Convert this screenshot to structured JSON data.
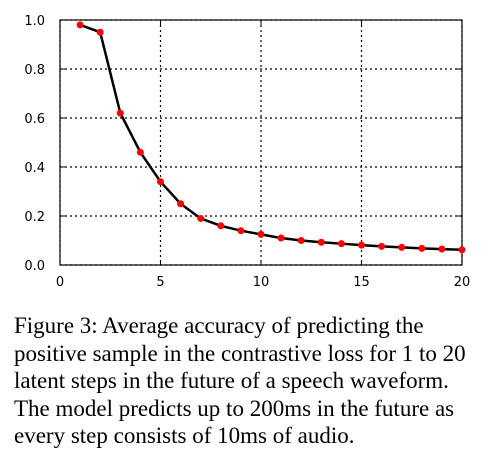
{
  "chart_data": {
    "type": "line",
    "x": [
      1,
      2,
      3,
      4,
      5,
      6,
      7,
      8,
      9,
      10,
      11,
      12,
      13,
      14,
      15,
      16,
      17,
      18,
      19,
      20
    ],
    "series": [
      {
        "values": [
          0.98,
          0.95,
          0.62,
          0.46,
          0.34,
          0.25,
          0.19,
          0.16,
          0.14,
          0.125,
          0.11,
          0.1,
          0.093,
          0.087,
          0.081,
          0.076,
          0.072,
          0.068,
          0.065,
          0.062
        ]
      }
    ],
    "xlim": [
      0,
      20
    ],
    "ylim": [
      0,
      1.0
    ],
    "xticks": [
      "0",
      "5",
      "10",
      "15",
      "20"
    ],
    "yticks": [
      "0.0",
      "0.2",
      "0.4",
      "0.6",
      "0.8",
      "1.0"
    ],
    "grid": true,
    "line_color": "#000000",
    "marker_color": "#ff0000"
  },
  "caption": {
    "lines": [
      "Figure 3:  Average accuracy of predicting the",
      "positive sample in the contrastive loss for 1 to 20",
      "latent steps in the future of a speech waveform.",
      "The model predicts up to 200ms in the future as",
      "every step consists of 10ms of audio."
    ]
  }
}
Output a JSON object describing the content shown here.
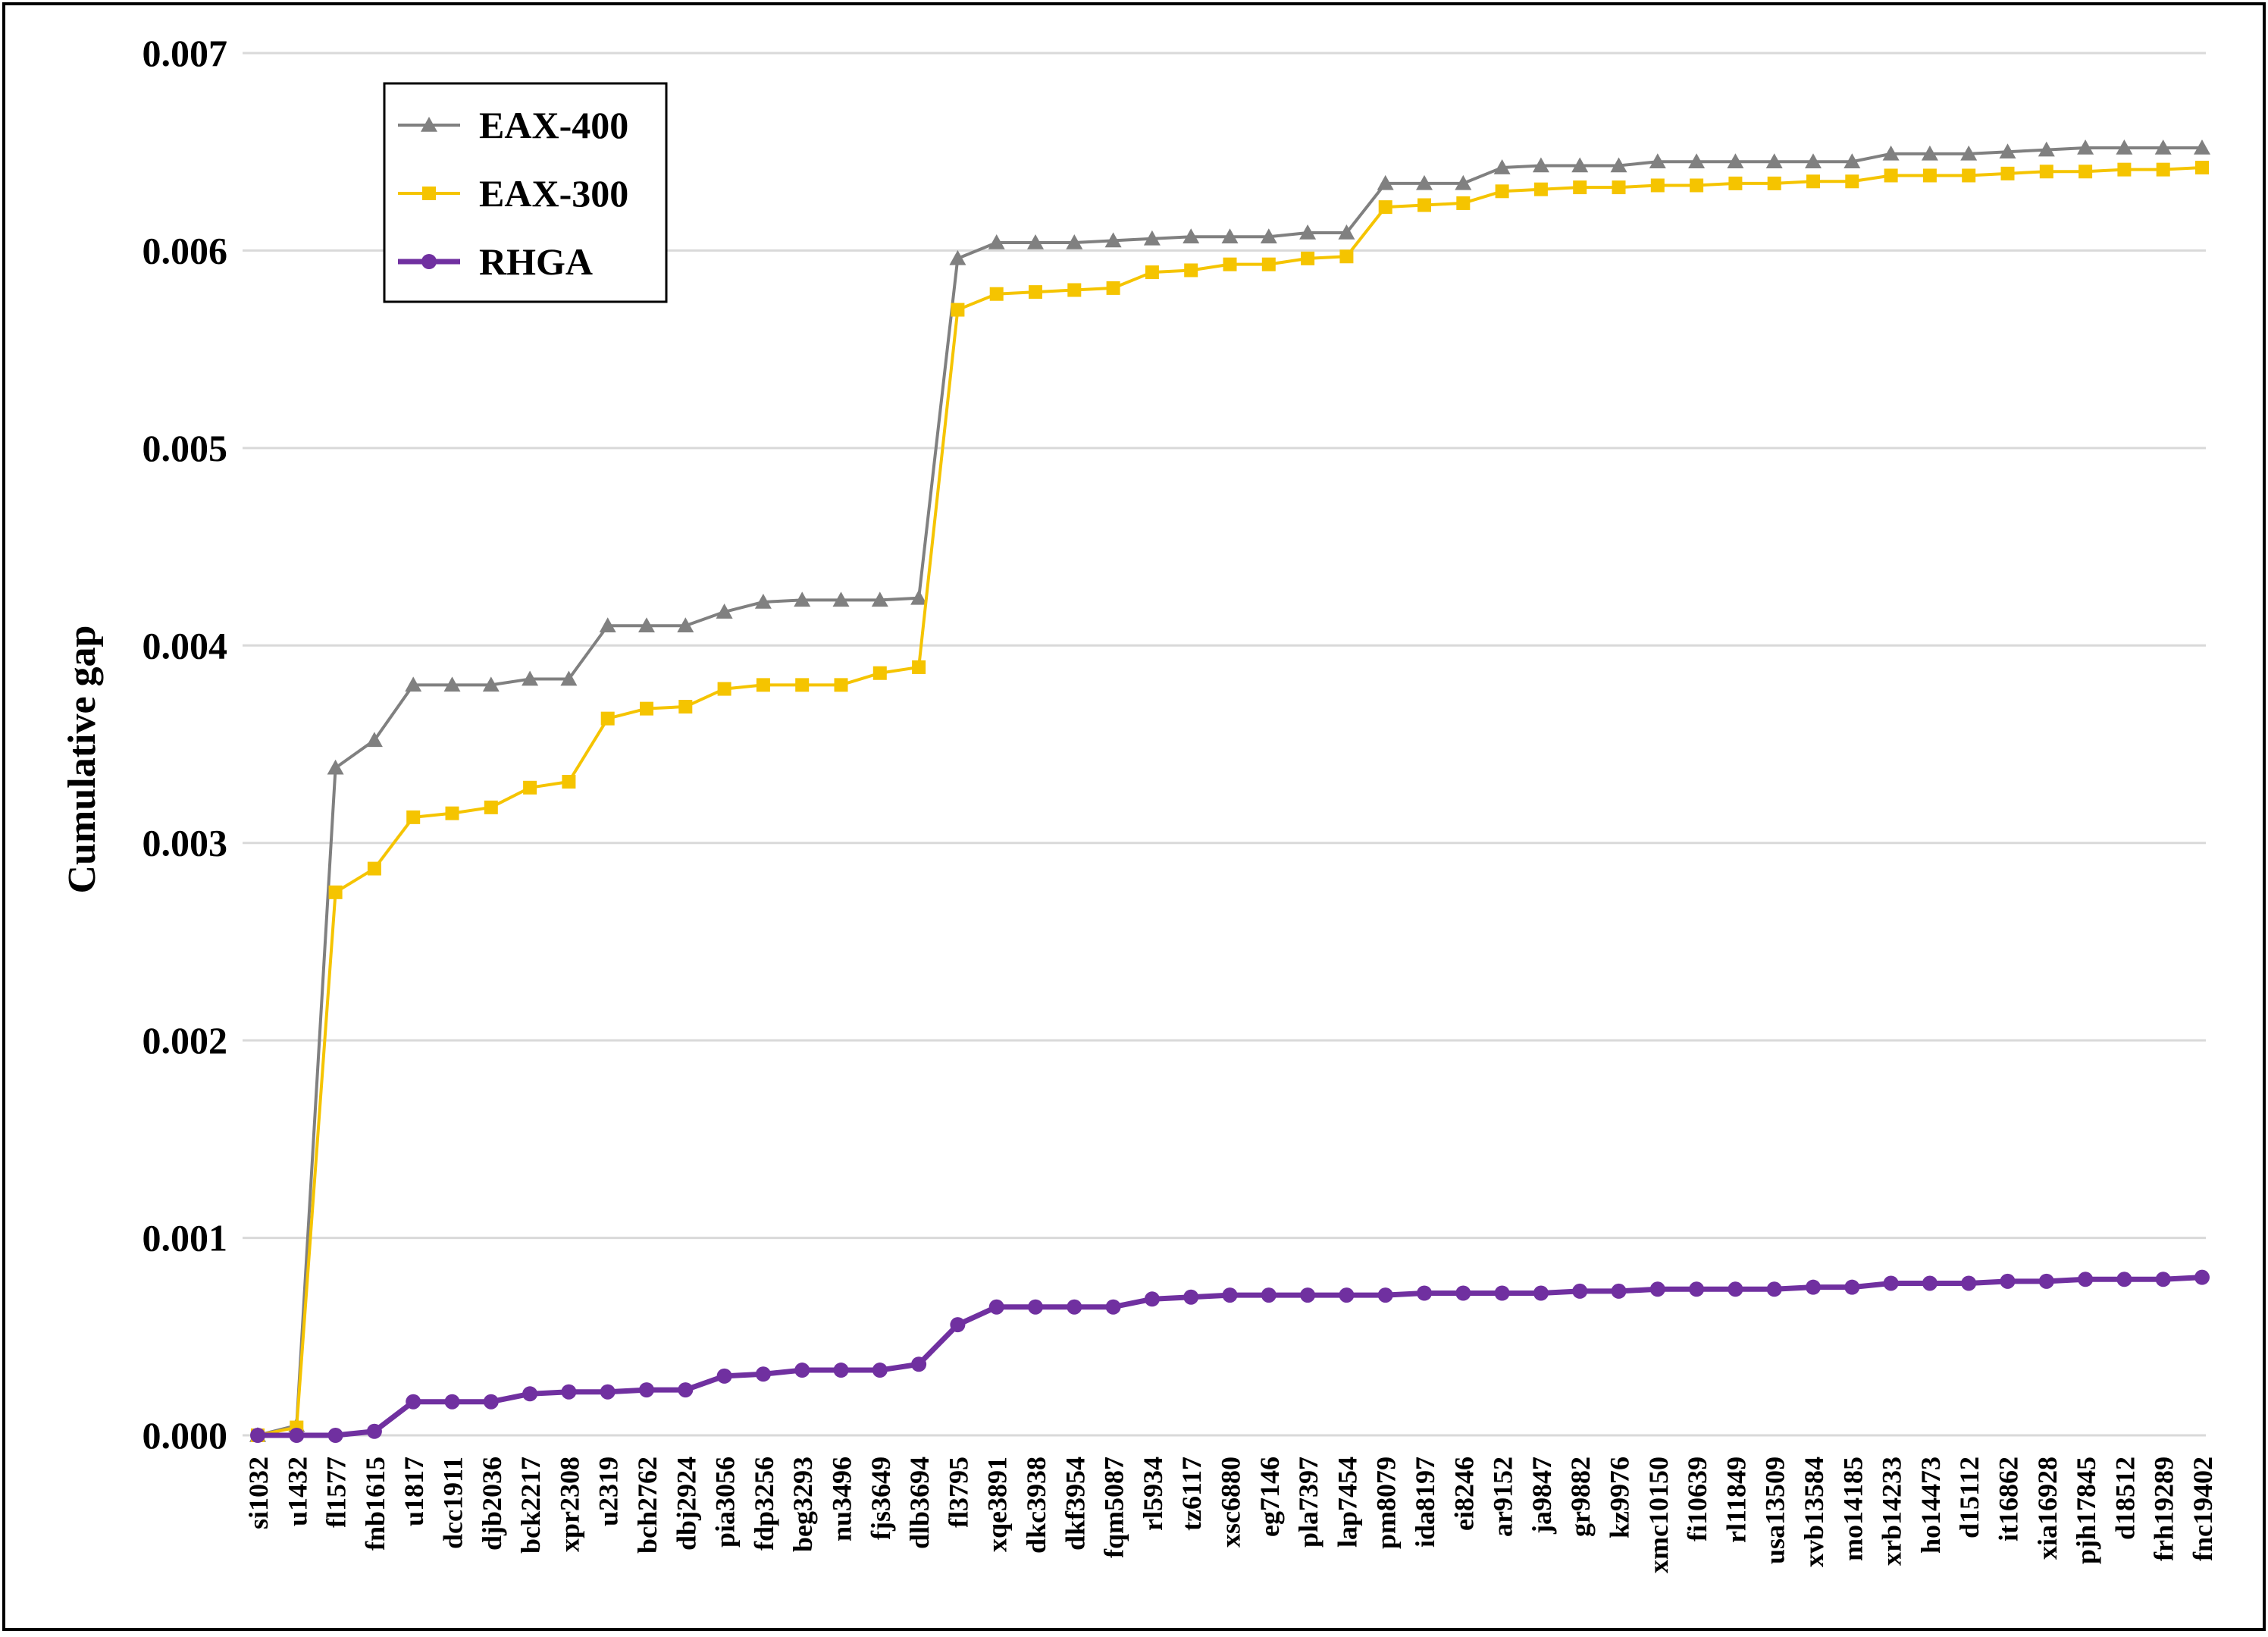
{
  "chart_data": {
    "type": "line",
    "title": "",
    "xlabel": "",
    "ylabel": "Cumulative gap",
    "ylim": [
      0,
      0.007
    ],
    "yticks": [
      "0.000",
      "0.001",
      "0.002",
      "0.003",
      "0.004",
      "0.005",
      "0.006",
      "0.007"
    ],
    "grid": true,
    "legend_position": "top-left",
    "categories": [
      "si1032",
      "u1432",
      "fl1577",
      "fnb1615",
      "u1817",
      "dcc1911",
      "djb2036",
      "bck2217",
      "xpr2308",
      "u2319",
      "bch2762",
      "dbj2924",
      "pia3056",
      "fdp3256",
      "beg3293",
      "nu3496",
      "fjs3649",
      "dlb3694",
      "fl3795",
      "xqe3891",
      "dkc3938",
      "dkf3954",
      "fqm5087",
      "rl5934",
      "tz6117",
      "xsc6880",
      "eg7146",
      "pla7397",
      "lap7454",
      "pm8079",
      "ida8197",
      "ei8246",
      "ar9152",
      "ja9847",
      "gr9882",
      "kz9976",
      "xmc10150",
      "fi10639",
      "rl11849",
      "usa13509",
      "xvb13584",
      "mo14185",
      "xrb14233",
      "ho14473",
      "d15112",
      "it16862",
      "xia16928",
      "pjh17845",
      "d18512",
      "frh19289",
      "fnc19402"
    ],
    "series": [
      {
        "name": "EAX-400",
        "color": "#808080",
        "marker": "triangle",
        "values": [
          0.0,
          5e-05,
          0.00338,
          0.00352,
          0.0038,
          0.0038,
          0.0038,
          0.00383,
          0.00383,
          0.0041,
          0.0041,
          0.0041,
          0.00417,
          0.00422,
          0.00423,
          0.00423,
          0.00423,
          0.00424,
          0.00596,
          0.00604,
          0.00604,
          0.00604,
          0.00605,
          0.00606,
          0.00607,
          0.00607,
          0.00607,
          0.00609,
          0.00609,
          0.00634,
          0.00634,
          0.00634,
          0.00642,
          0.00643,
          0.00643,
          0.00643,
          0.00645,
          0.00645,
          0.00645,
          0.00645,
          0.00645,
          0.00645,
          0.00649,
          0.00649,
          0.00649,
          0.0065,
          0.00651,
          0.00652,
          0.00652,
          0.00652,
          0.00652
        ]
      },
      {
        "name": "EAX-300",
        "color": "#F5C400",
        "marker": "square",
        "values": [
          0.0,
          4e-05,
          0.00275,
          0.00287,
          0.00313,
          0.00315,
          0.00318,
          0.00328,
          0.00331,
          0.00363,
          0.00368,
          0.00369,
          0.00378,
          0.0038,
          0.0038,
          0.0038,
          0.00386,
          0.00389,
          0.0057,
          0.00578,
          0.00579,
          0.0058,
          0.00581,
          0.00589,
          0.0059,
          0.00593,
          0.00593,
          0.00596,
          0.00597,
          0.00622,
          0.00623,
          0.00624,
          0.0063,
          0.00631,
          0.00632,
          0.00632,
          0.00633,
          0.00633,
          0.00634,
          0.00634,
          0.00635,
          0.00635,
          0.00638,
          0.00638,
          0.00638,
          0.00639,
          0.0064,
          0.0064,
          0.00641,
          0.00641,
          0.00642
        ]
      },
      {
        "name": "RHGA",
        "color": "#7030A0",
        "marker": "circle",
        "values": [
          0.0,
          0.0,
          0.0,
          2e-05,
          0.00017,
          0.00017,
          0.00017,
          0.00021,
          0.00022,
          0.00022,
          0.00023,
          0.00023,
          0.0003,
          0.00031,
          0.00033,
          0.00033,
          0.00033,
          0.00036,
          0.00056,
          0.00065,
          0.00065,
          0.00065,
          0.00065,
          0.00069,
          0.0007,
          0.00071,
          0.00071,
          0.00071,
          0.00071,
          0.00071,
          0.00072,
          0.00072,
          0.00072,
          0.00072,
          0.00073,
          0.00073,
          0.00074,
          0.00074,
          0.00074,
          0.00074,
          0.00075,
          0.00075,
          0.00077,
          0.00077,
          0.00077,
          0.00078,
          0.00078,
          0.00079,
          0.00079,
          0.00079,
          0.0008
        ]
      }
    ]
  }
}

---+---

PROBLEM DETAILS ▸ Reproduce the data above in full, exactly as it is, with the pictures left out.

CORRECT RESPONSE ▸
Convert this screenshot to structured JSON data.
{
  "chart_data": {
    "type": "line",
    "x": [
      1,
      2,
      3,
      4,
      5,
      6,
      7,
      8,
      9,
      10,
      11,
      12,
      13,
      14,
      15,
      16,
      17,
      18,
      19,
      20
    ],
    "series": [
      {
        "values": [
          0.98,
          0.95,
          0.62,
          0.46,
          0.34,
          0.25,
          0.19,
          0.16,
          0.14,
          0.125,
          0.11,
          0.1,
          0.093,
          0.087,
          0.081,
          0.076,
          0.072,
          0.068,
          0.065,
          0.062
        ]
      }
    ],
    "xlim": [
      0,
      20
    ],
    "ylim": [
      0,
      1.0
    ],
    "xticks": [
      "0",
      "5",
      "10",
      "15",
      "20"
    ],
    "yticks": [
      "0.0",
      "0.2",
      "0.4",
      "0.6",
      "0.8",
      "1.0"
    ],
    "grid": true,
    "line_color": "#000000",
    "marker_color": "#ff0000"
  },
  "caption": {
    "lines": [
      "Figure 3:  Average accuracy of predicting the",
      "positive sample in the contrastive loss for 1 to 20",
      "latent steps in the future of a speech waveform.",
      "The model predicts up to 200ms in the future as",
      "every step consists of 10ms of audio."
    ]
  }
}
Output a JSON object describing the content shown here.
{
  "chart_data": {
    "type": "line",
    "title": "",
    "xlabel": "",
    "ylabel": "Cumulative gap",
    "ylim": [
      0,
      0.007
    ],
    "yticks": [
      "0.000",
      "0.001",
      "0.002",
      "0.003",
      "0.004",
      "0.005",
      "0.006",
      "0.007"
    ],
    "grid": true,
    "legend_position": "top-left",
    "categories": [
      "si1032",
      "u1432",
      "fl1577",
      "fnb1615",
      "u1817",
      "dcc1911",
      "djb2036",
      "bck2217",
      "xpr2308",
      "u2319",
      "bch2762",
      "dbj2924",
      "pia3056",
      "fdp3256",
      "beg3293",
      "nu3496",
      "fjs3649",
      "dlb3694",
      "fl3795",
      "xqe3891",
      "dkc3938",
      "dkf3954",
      "fqm5087",
      "rl5934",
      "tz6117",
      "xsc6880",
      "eg7146",
      "pla7397",
      "lap7454",
      "pm8079",
      "ida8197",
      "ei8246",
      "ar9152",
      "ja9847",
      "gr9882",
      "kz9976",
      "xmc10150",
      "fi10639",
      "rl11849",
      "usa13509",
      "xvb13584",
      "mo14185",
      "xrb14233",
      "ho14473",
      "d15112",
      "it16862",
      "xia16928",
      "pjh17845",
      "d18512",
      "frh19289",
      "fnc19402"
    ],
    "series": [
      {
        "name": "EAX-400",
        "color": "#808080",
        "marker": "triangle",
        "values": [
          0.0,
          5e-05,
          0.00338,
          0.00352,
          0.0038,
          0.0038,
          0.0038,
          0.00383,
          0.00383,
          0.0041,
          0.0041,
          0.0041,
          0.00417,
          0.00422,
          0.00423,
          0.00423,
          0.00423,
          0.00424,
          0.00596,
          0.00604,
          0.00604,
          0.00604,
          0.00605,
          0.00606,
          0.00607,
          0.00607,
          0.00607,
          0.00609,
          0.00609,
          0.00634,
          0.00634,
          0.00634,
          0.00642,
          0.00643,
          0.00643,
          0.00643,
          0.00645,
          0.00645,
          0.00645,
          0.00645,
          0.00645,
          0.00645,
          0.00649,
          0.00649,
          0.00649,
          0.0065,
          0.00651,
          0.00652,
          0.00652,
          0.00652,
          0.00652
        ]
      },
      {
        "name": "EAX-300",
        "color": "#F5C400",
        "marker": "square",
        "values": [
          0.0,
          4e-05,
          0.00275,
          0.00287,
          0.00313,
          0.00315,
          0.00318,
          0.00328,
          0.00331,
          0.00363,
          0.00368,
          0.00369,
          0.00378,
          0.0038,
          0.0038,
          0.0038,
          0.00386,
          0.00389,
          0.0057,
          0.00578,
          0.00579,
          0.0058,
          0.00581,
          0.00589,
          0.0059,
          0.00593,
          0.00593,
          0.00596,
          0.00597,
          0.00622,
          0.00623,
          0.00624,
          0.0063,
          0.00631,
          0.00632,
          0.00632,
          0.00633,
          0.00633,
          0.00634,
          0.00634,
          0.00635,
          0.00635,
          0.00638,
          0.00638,
          0.00638,
          0.00639,
          0.0064,
          0.0064,
          0.00641,
          0.00641,
          0.00642
        ]
      },
      {
        "name": "RHGA",
        "color": "#7030A0",
        "marker": "circle",
        "values": [
          0.0,
          0.0,
          0.0,
          2e-05,
          0.00017,
          0.00017,
          0.00017,
          0.00021,
          0.00022,
          0.00022,
          0.00023,
          0.00023,
          0.0003,
          0.00031,
          0.00033,
          0.00033,
          0.00033,
          0.00036,
          0.00056,
          0.00065,
          0.00065,
          0.00065,
          0.00065,
          0.00069,
          0.0007,
          0.00071,
          0.00071,
          0.00071,
          0.00071,
          0.00071,
          0.00072,
          0.00072,
          0.00072,
          0.00072,
          0.00073,
          0.00073,
          0.00074,
          0.00074,
          0.00074,
          0.00074,
          0.00075,
          0.00075,
          0.00077,
          0.00077,
          0.00077,
          0.00078,
          0.00078,
          0.00079,
          0.00079,
          0.00079,
          0.0008
        ]
      }
    ]
  }
}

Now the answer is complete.